Say how many lines of the material below contain the word "label", with no other words.

## START

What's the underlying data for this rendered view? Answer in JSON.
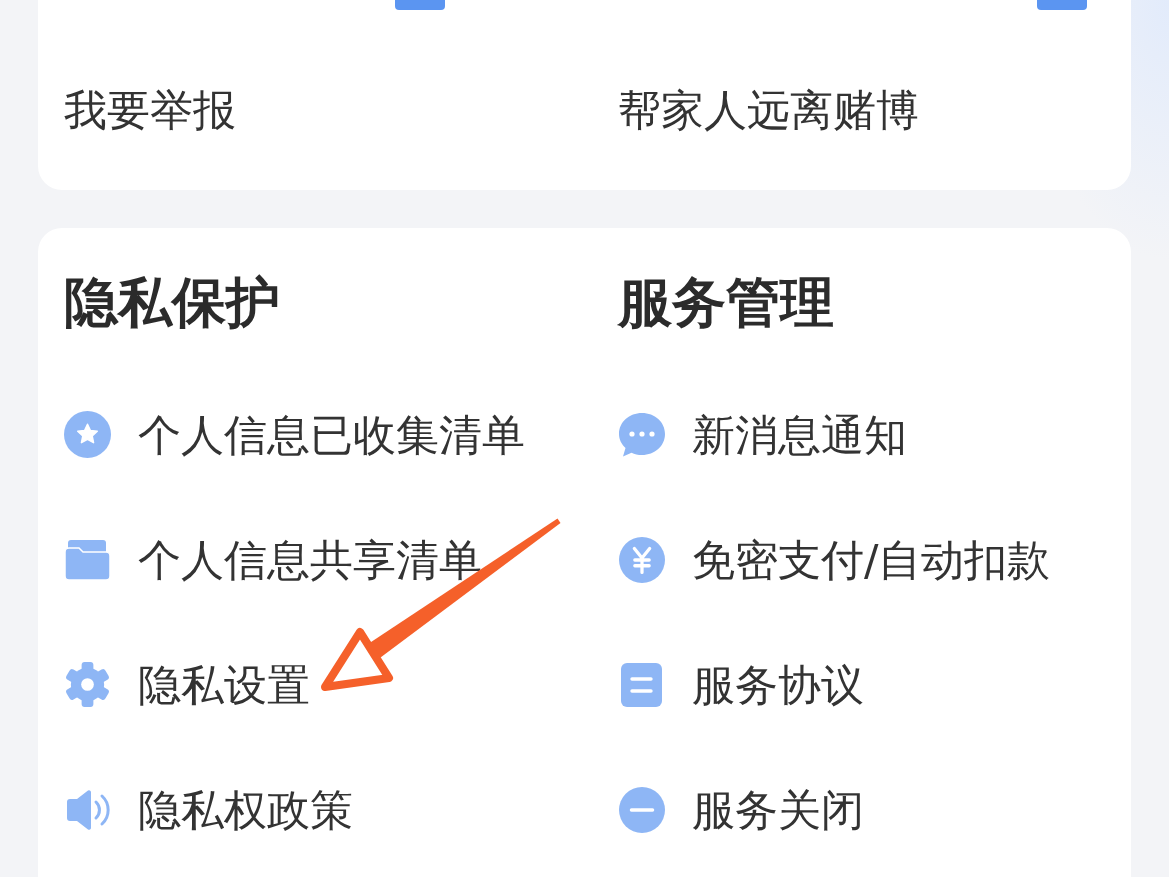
{
  "top_card": {
    "clipped_row": [
      {
        "badge": true
      },
      {
        "badge": true
      }
    ],
    "items": [
      {
        "label": "我要举报"
      },
      {
        "label": "帮家人远离赌博"
      }
    ]
  },
  "sections": [
    {
      "title": "隐私保护",
      "items": [
        {
          "label": "个人信息已收集清单"
        },
        {
          "label": "个人信息共享清单"
        },
        {
          "label": "隐私设置"
        },
        {
          "label": "隐私权政策"
        }
      ]
    },
    {
      "title": "服务管理",
      "items": [
        {
          "label": "新消息通知"
        },
        {
          "label": "免密支付/自动扣款"
        },
        {
          "label": "服务协议"
        },
        {
          "label": "服务关闭"
        }
      ]
    }
  ]
}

## END

▸ Answer to this problem: 10